■ **Data for processing**
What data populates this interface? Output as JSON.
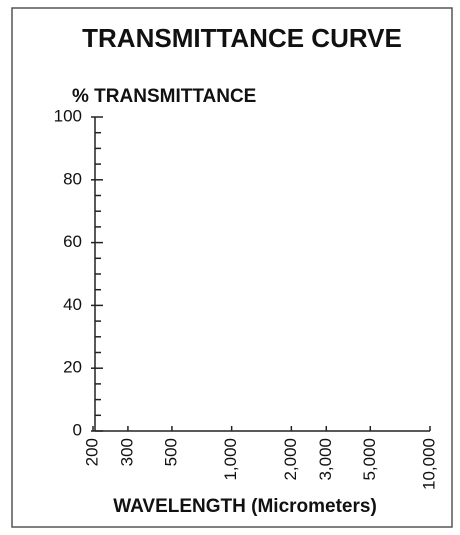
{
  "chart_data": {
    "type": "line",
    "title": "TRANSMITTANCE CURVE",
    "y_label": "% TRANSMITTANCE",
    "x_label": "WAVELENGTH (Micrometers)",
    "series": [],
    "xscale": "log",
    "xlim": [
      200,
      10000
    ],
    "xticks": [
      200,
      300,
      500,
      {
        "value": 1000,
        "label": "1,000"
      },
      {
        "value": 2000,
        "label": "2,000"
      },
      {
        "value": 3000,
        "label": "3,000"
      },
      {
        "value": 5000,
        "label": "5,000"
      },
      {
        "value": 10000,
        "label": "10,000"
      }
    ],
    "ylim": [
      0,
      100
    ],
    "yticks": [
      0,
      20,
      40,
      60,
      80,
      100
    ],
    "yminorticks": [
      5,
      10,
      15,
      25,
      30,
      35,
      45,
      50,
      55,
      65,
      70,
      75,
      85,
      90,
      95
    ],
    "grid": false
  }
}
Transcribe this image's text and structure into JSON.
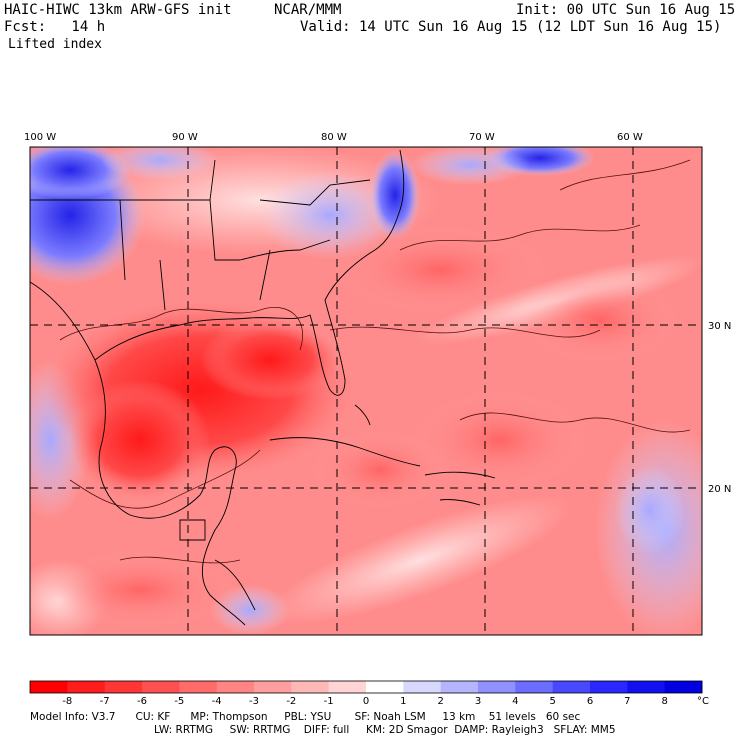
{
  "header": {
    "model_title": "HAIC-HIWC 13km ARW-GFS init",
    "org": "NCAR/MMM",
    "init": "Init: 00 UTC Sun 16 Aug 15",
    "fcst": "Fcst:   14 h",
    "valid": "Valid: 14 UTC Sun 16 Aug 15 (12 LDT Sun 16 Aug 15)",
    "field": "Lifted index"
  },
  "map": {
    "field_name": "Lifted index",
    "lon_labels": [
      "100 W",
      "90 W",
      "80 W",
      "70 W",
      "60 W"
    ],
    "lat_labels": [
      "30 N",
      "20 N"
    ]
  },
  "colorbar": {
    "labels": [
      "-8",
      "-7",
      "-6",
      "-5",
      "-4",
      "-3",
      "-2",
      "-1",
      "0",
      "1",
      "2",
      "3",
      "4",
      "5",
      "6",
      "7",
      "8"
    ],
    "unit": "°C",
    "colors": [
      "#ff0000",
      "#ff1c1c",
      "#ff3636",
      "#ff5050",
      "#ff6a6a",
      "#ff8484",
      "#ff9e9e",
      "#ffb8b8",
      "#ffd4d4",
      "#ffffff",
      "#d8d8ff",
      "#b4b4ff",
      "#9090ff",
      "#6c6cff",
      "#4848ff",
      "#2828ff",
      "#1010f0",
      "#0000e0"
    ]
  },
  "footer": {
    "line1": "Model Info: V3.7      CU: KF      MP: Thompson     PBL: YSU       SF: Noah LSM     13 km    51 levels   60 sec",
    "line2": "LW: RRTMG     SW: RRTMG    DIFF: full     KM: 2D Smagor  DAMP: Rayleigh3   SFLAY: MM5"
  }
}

...

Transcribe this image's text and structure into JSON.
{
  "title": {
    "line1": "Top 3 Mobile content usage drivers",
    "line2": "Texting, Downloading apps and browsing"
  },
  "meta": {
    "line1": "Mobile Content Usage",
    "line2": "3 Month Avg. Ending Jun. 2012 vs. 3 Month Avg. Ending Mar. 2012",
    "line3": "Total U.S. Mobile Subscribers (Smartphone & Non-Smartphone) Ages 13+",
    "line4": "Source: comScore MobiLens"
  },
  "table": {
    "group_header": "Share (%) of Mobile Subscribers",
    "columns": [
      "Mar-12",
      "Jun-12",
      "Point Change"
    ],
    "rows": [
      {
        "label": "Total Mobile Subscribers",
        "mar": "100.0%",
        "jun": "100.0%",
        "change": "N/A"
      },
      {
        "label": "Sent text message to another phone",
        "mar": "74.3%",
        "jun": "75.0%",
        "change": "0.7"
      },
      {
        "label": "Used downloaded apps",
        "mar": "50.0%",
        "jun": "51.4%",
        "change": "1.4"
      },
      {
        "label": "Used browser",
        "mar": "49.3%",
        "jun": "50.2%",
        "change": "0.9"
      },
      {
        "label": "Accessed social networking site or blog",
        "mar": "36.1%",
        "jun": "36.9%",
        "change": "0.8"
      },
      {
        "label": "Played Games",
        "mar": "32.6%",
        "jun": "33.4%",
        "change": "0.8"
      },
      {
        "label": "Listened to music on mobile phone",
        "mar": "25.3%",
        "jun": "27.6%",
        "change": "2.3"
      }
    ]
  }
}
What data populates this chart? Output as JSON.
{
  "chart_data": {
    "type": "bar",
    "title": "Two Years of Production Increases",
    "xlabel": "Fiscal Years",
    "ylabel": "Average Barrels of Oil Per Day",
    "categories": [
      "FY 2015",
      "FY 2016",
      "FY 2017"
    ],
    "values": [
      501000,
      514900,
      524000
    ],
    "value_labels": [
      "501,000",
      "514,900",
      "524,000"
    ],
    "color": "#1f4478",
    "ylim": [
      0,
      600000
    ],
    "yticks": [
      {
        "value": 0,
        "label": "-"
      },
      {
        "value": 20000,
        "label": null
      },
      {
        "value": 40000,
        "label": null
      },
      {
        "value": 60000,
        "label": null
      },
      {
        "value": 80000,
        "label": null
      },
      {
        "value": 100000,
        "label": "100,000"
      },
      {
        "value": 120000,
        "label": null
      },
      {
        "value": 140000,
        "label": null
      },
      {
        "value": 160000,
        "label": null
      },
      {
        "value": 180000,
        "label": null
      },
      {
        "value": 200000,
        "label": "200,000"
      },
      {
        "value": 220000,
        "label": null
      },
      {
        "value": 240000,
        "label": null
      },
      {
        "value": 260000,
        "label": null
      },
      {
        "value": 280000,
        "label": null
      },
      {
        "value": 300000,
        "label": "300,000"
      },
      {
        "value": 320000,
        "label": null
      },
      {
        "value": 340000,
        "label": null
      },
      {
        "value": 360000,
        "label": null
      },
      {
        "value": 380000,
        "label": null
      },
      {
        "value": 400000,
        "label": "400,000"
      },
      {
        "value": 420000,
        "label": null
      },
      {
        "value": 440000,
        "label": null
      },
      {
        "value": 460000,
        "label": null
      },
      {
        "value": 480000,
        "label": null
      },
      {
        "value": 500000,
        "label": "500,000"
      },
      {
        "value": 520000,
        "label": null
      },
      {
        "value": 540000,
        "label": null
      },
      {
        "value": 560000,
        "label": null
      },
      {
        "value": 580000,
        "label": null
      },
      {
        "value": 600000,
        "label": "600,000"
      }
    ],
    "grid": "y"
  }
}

* * *

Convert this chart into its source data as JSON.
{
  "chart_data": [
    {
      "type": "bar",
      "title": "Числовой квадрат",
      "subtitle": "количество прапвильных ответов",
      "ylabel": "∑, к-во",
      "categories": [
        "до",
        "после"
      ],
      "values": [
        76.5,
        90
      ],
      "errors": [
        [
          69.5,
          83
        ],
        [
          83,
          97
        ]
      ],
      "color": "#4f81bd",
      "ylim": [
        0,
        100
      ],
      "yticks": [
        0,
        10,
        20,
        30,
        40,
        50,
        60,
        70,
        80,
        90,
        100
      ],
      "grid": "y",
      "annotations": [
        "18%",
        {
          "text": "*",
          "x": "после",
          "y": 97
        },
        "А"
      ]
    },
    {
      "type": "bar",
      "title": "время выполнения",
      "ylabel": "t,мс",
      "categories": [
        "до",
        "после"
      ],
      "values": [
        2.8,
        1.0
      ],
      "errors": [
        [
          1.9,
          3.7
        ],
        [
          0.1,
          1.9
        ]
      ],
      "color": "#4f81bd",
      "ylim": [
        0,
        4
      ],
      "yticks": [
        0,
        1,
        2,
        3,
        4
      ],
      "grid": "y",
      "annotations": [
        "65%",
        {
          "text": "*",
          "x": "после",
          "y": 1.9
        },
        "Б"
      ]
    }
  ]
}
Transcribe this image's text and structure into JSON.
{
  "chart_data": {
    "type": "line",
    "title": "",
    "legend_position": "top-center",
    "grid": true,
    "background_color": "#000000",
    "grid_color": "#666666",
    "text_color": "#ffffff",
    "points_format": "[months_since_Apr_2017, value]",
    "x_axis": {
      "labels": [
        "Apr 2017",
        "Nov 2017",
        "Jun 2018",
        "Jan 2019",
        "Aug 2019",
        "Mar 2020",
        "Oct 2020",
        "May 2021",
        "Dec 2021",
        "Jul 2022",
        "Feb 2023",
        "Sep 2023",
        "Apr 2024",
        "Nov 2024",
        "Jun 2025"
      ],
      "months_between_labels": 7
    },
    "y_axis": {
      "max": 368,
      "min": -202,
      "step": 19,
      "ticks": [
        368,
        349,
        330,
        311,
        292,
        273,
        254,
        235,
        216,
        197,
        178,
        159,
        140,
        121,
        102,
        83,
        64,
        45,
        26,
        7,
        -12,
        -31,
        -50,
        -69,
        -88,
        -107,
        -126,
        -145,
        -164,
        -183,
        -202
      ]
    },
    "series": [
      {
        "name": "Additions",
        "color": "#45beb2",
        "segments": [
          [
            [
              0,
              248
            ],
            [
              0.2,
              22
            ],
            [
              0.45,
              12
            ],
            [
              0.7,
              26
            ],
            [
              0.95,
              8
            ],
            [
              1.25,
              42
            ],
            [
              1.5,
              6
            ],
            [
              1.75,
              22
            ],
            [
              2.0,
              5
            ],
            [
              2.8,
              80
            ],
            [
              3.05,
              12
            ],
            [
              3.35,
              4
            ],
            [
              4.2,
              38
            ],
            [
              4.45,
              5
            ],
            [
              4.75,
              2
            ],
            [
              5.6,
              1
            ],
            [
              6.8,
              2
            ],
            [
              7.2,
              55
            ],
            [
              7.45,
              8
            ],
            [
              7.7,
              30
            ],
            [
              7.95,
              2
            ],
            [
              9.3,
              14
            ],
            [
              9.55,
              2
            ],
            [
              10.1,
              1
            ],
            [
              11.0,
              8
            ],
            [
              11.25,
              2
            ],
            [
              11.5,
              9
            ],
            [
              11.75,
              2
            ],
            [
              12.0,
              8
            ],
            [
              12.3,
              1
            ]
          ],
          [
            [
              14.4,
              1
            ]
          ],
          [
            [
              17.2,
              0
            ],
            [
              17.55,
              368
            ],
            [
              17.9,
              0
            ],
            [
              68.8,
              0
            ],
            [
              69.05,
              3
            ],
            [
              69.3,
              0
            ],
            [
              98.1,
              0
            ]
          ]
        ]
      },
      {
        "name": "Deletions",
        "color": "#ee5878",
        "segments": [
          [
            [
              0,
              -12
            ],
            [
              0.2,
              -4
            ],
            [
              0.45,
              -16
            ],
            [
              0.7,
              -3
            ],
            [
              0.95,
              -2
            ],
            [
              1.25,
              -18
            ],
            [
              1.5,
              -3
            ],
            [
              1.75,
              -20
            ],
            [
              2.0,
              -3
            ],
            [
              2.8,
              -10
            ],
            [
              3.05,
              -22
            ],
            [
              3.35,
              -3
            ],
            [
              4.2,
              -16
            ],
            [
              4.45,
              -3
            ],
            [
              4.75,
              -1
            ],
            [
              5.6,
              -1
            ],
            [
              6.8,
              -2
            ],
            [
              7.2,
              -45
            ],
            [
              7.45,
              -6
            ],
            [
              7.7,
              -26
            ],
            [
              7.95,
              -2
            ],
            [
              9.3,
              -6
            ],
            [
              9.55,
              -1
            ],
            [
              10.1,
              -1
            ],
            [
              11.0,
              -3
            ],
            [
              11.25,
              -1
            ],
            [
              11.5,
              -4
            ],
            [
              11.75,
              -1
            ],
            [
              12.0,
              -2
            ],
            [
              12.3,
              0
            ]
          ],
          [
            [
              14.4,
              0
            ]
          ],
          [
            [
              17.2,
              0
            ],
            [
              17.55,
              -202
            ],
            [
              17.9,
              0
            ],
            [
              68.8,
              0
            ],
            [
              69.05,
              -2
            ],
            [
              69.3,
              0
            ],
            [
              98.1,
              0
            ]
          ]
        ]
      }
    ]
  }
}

■ **Problem to work on**
Search the data for the word "apps" and copy each line where it appears.

■ **Expected answer**
    "line2": "Texting, Downloading apps and browsing"
        "label": "Used downloaded apps",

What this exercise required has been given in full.